═══ MATERIAL TO PROCESS

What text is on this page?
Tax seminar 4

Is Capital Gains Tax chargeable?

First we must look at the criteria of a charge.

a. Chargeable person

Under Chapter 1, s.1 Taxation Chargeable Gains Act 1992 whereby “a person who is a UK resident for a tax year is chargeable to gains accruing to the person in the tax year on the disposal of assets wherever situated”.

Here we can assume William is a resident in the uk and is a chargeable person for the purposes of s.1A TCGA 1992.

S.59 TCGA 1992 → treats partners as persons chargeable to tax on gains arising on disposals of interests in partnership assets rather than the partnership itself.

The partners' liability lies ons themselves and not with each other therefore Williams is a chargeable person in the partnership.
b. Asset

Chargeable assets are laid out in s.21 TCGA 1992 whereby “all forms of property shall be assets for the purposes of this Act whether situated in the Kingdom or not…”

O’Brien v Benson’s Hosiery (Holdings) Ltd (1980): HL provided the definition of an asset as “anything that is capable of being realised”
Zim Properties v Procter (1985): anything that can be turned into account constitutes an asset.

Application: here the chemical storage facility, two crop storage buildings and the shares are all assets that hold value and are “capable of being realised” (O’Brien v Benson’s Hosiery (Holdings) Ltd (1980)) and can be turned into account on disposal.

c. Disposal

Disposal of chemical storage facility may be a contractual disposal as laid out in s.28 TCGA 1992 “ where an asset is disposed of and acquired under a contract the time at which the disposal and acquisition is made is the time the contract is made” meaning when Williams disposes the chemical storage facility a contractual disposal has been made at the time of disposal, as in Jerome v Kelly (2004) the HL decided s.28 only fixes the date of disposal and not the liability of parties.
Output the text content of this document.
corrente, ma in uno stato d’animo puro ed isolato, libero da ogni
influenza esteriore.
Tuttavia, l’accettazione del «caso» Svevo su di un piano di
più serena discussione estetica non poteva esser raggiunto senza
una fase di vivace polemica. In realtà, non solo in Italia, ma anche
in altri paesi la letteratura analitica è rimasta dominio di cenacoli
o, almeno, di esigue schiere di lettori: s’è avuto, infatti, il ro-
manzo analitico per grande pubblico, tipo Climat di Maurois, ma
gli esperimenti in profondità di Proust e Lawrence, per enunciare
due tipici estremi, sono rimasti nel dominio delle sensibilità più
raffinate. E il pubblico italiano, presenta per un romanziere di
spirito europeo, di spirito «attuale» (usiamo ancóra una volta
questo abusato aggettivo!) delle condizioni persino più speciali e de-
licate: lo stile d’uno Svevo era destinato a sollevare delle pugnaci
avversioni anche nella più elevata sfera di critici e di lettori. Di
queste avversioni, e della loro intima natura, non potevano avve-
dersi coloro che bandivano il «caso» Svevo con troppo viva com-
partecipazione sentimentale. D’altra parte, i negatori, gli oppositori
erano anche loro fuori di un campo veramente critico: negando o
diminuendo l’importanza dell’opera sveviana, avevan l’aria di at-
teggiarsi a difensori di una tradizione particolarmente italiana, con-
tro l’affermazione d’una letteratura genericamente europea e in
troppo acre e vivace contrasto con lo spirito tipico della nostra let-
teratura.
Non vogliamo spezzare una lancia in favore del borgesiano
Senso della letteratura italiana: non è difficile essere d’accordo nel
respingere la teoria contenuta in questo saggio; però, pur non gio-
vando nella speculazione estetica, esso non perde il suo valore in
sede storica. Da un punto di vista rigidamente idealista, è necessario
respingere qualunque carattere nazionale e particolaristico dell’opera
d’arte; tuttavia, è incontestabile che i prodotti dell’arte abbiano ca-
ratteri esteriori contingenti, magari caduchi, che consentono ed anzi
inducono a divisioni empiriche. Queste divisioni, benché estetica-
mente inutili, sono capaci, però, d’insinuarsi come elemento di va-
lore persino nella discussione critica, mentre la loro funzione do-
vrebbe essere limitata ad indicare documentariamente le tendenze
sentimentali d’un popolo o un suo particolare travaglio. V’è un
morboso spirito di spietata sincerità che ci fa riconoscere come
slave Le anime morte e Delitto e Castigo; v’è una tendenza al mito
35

══════

> PROMPT
Filter the entries down to the lines containing "laid". Copy each of those lines.

> RESULT FOR THIS EXERCISE
Chargeable assets are laid out in s.21 TCGA 1992 whereby “all forms of property shall be assets for the purposes of this Act whether situated in the Kingdom or not…”
Disposal of chemical storage facility may be a contractual disposal as laid out in s.28 TCGA 1992 “ where an asset is disposed of and acquired under a contract the time at which the disposal and acquisition is made is the time the contract is made” meaning when Williams disposes the chemical storage facility a contractual disposal has been made at the time of disposal, as in Jerome v Kelly (2004) the HL decided s.28 only fixes the date of disposal and not the liability of parties.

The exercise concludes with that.